**WRITTEN TASK:**
Of the lines in the listing below, how many hold "JSON"? Answer with the number only.

Items from a dataset

___

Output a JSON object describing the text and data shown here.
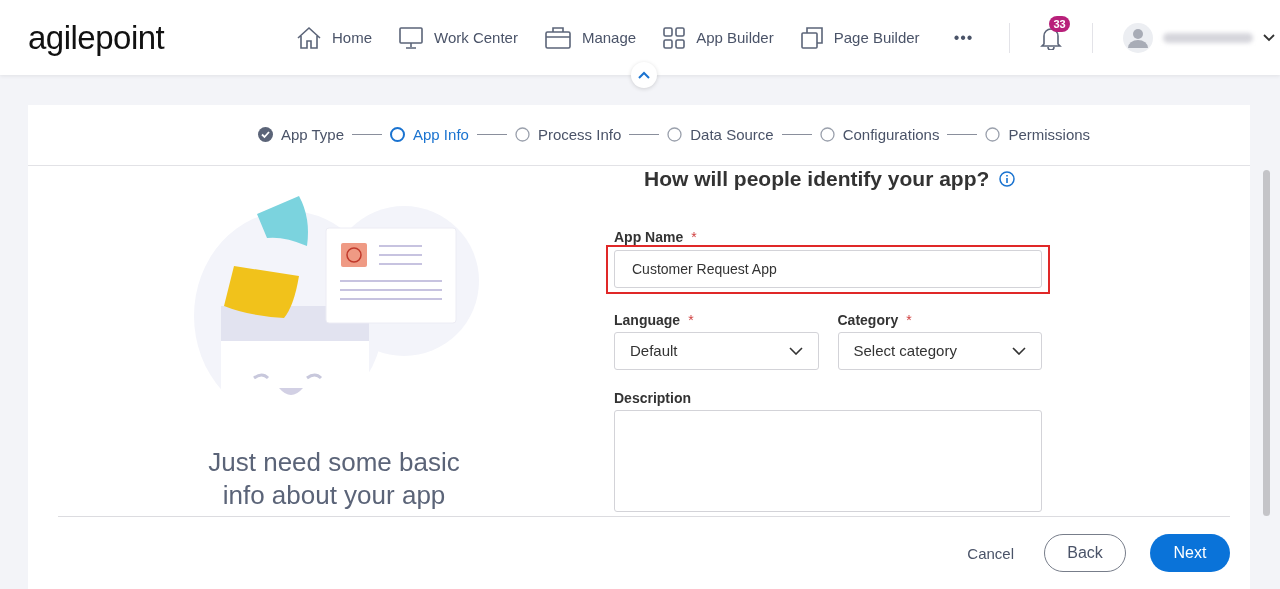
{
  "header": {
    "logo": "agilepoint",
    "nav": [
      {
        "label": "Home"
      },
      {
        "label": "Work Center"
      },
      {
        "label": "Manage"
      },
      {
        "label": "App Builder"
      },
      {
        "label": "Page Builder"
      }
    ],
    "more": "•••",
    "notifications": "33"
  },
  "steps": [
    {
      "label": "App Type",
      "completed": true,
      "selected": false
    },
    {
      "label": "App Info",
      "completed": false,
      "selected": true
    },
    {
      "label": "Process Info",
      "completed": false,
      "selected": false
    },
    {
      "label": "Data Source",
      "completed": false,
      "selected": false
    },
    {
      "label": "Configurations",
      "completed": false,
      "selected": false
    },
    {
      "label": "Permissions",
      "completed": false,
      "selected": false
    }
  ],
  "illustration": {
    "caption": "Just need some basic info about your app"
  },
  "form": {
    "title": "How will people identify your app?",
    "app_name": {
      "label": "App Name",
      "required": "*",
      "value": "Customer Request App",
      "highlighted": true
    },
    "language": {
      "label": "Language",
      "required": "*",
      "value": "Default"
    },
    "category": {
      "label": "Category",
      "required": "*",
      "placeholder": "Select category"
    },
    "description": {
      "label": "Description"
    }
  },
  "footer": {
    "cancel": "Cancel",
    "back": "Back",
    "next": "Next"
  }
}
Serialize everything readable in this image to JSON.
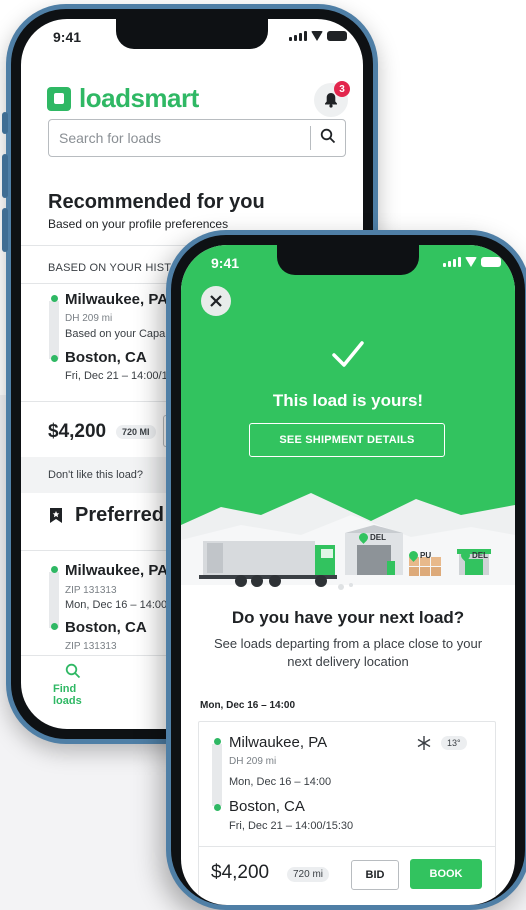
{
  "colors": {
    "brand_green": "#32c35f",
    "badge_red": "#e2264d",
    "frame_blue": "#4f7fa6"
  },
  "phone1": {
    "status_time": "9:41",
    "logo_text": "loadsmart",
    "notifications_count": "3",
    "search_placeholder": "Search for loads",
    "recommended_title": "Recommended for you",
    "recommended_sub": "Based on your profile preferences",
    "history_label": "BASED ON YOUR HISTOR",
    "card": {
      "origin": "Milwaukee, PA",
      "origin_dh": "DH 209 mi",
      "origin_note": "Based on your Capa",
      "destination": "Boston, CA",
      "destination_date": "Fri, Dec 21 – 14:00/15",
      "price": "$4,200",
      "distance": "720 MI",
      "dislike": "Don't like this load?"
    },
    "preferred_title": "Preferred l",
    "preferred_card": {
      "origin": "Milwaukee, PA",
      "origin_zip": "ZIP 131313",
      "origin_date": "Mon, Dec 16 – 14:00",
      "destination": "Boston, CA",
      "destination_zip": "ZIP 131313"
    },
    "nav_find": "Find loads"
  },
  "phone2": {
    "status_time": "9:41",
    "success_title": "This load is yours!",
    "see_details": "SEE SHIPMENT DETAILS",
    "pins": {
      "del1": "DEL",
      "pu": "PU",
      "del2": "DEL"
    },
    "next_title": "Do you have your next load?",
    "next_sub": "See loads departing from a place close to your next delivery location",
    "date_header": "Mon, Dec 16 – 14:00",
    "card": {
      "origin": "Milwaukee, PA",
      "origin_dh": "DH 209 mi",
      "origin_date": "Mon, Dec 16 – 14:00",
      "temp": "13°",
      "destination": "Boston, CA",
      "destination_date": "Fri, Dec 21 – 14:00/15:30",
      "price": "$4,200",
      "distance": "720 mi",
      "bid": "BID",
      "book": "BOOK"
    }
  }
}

___

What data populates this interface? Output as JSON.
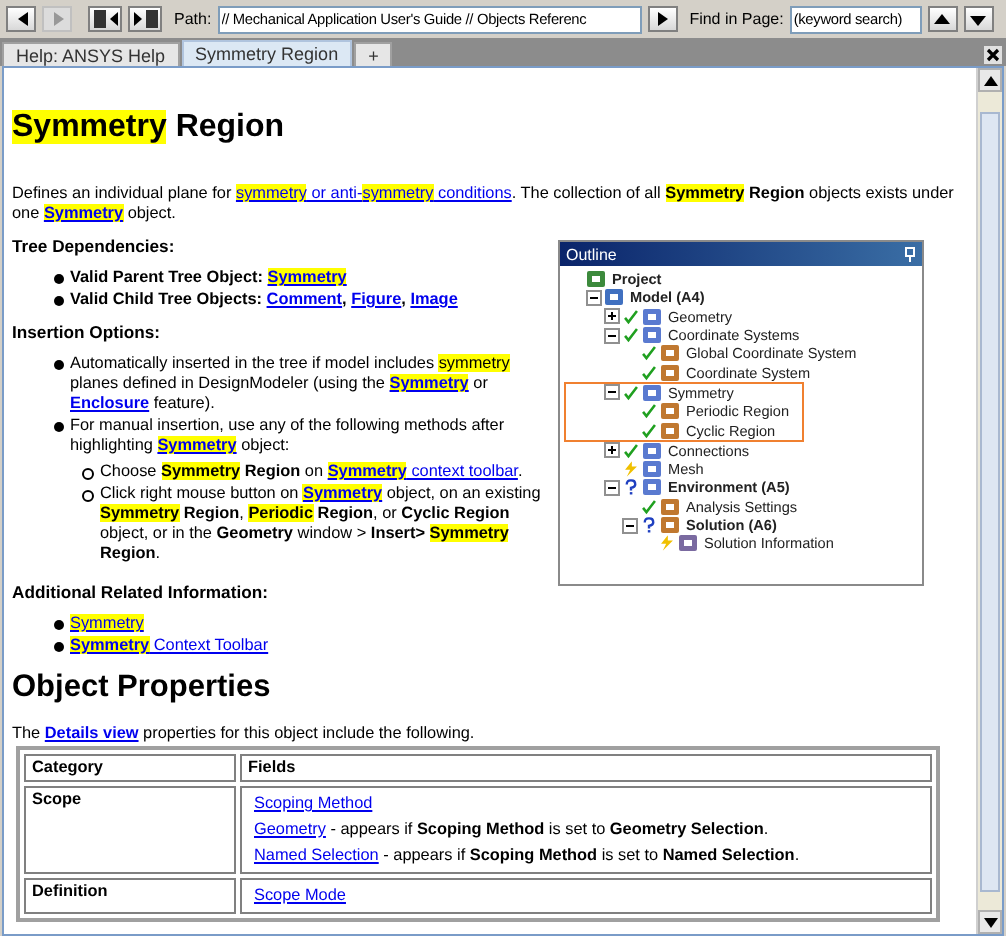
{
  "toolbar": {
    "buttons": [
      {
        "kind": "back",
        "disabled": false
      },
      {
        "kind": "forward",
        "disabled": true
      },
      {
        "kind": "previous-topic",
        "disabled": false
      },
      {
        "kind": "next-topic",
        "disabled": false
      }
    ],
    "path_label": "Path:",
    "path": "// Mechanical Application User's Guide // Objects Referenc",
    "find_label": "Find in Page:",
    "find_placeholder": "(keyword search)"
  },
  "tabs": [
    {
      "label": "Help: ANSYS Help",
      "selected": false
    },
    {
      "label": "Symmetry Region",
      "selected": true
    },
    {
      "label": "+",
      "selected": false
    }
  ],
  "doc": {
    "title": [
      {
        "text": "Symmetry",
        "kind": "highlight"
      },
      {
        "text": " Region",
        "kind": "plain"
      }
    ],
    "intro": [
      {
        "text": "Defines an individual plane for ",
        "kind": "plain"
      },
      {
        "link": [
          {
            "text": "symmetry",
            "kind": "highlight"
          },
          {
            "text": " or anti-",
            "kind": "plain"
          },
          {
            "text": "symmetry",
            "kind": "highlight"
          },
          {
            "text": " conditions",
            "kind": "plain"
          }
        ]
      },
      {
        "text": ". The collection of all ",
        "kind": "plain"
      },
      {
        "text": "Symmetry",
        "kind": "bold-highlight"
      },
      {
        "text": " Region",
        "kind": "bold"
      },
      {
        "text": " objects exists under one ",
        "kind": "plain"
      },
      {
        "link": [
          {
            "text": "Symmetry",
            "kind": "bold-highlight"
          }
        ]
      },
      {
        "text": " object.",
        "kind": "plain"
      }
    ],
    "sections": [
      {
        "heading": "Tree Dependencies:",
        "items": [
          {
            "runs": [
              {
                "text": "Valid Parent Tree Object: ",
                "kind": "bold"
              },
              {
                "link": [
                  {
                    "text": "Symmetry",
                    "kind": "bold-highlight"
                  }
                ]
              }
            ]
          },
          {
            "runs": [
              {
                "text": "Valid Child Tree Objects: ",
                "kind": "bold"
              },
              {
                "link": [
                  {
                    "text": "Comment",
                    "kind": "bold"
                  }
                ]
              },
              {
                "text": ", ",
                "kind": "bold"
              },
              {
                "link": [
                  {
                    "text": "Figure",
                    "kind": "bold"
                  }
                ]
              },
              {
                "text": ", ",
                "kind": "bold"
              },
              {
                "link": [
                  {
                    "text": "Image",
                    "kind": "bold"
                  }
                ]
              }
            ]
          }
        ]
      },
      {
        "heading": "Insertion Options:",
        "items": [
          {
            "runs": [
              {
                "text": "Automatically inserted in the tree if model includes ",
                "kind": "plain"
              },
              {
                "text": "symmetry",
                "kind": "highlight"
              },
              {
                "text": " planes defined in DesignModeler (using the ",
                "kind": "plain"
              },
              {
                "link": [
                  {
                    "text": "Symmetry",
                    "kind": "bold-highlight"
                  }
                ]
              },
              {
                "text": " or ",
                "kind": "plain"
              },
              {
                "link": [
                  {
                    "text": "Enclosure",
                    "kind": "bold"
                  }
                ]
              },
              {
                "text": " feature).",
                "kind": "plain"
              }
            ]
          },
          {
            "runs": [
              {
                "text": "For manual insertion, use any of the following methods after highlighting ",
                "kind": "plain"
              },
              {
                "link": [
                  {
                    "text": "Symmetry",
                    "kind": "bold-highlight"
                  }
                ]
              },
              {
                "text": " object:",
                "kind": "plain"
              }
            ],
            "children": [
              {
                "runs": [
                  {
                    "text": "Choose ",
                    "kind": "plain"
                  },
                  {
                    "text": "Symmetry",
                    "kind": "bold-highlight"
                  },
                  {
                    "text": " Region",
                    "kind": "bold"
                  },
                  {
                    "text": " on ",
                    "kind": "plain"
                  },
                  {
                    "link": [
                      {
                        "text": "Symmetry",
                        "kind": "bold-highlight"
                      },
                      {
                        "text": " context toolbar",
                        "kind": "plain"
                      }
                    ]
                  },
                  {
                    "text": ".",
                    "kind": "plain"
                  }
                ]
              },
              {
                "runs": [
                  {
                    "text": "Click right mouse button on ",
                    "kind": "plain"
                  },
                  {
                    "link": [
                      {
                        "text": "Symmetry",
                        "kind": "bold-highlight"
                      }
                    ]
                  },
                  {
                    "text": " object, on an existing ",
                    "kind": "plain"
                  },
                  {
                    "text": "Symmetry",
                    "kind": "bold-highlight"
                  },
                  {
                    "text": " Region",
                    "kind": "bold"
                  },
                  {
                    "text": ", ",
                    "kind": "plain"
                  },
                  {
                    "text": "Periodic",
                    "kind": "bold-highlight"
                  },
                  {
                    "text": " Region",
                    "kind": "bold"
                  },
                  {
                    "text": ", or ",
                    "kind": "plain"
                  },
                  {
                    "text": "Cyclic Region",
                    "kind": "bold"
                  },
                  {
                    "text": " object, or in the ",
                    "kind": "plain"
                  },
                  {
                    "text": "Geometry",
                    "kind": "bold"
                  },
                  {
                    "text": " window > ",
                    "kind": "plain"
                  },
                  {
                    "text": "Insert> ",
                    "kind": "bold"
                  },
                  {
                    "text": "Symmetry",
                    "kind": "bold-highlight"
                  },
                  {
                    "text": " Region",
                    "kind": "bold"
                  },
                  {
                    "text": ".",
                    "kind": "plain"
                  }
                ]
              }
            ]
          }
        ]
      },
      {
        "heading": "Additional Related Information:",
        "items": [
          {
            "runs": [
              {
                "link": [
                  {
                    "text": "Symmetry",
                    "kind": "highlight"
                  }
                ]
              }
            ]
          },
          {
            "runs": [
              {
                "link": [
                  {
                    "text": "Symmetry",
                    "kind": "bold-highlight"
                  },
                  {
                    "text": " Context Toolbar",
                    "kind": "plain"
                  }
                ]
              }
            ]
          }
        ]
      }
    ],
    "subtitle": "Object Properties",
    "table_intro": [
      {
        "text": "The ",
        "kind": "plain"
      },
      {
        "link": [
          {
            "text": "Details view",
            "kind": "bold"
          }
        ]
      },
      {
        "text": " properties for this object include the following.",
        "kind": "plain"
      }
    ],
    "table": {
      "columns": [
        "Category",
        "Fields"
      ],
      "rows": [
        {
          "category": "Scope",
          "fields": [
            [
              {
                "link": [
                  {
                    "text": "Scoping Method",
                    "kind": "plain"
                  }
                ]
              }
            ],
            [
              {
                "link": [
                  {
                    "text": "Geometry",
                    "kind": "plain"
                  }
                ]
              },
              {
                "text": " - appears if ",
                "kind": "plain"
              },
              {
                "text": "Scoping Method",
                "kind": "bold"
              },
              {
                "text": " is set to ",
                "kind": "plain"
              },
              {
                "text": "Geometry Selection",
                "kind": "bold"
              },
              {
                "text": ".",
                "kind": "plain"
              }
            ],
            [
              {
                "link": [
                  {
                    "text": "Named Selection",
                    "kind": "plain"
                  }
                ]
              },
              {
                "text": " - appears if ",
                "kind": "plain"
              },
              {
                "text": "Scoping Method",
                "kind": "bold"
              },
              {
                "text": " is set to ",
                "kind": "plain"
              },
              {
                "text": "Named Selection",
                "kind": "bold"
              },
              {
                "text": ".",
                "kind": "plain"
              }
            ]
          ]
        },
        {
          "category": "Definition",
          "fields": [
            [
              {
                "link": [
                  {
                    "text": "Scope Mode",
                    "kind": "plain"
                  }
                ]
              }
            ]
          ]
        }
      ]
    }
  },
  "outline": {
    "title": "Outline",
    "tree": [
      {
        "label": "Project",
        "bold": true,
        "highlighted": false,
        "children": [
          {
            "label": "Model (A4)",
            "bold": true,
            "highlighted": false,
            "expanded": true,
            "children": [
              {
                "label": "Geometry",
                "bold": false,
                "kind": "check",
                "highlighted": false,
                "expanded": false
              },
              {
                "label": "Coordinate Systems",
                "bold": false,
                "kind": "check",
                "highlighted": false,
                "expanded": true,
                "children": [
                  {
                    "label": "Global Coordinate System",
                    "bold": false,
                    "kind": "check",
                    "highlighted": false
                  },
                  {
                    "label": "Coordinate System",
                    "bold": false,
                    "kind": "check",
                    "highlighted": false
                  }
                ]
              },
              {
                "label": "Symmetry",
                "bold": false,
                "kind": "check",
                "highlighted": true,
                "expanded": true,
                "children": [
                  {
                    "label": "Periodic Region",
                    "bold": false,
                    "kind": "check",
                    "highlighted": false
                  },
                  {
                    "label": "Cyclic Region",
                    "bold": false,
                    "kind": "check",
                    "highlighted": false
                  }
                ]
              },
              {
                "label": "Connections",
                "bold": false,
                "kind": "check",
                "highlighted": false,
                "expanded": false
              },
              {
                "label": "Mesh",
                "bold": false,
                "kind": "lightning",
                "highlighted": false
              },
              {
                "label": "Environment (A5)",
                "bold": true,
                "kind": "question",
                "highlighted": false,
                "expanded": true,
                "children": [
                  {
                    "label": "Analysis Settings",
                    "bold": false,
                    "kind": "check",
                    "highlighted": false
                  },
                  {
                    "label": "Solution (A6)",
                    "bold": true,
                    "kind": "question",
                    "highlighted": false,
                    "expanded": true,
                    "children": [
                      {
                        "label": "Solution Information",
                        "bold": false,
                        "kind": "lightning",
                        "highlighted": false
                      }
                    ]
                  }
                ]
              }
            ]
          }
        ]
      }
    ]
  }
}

___

**ANSWER TO THE EXERCISE:**
3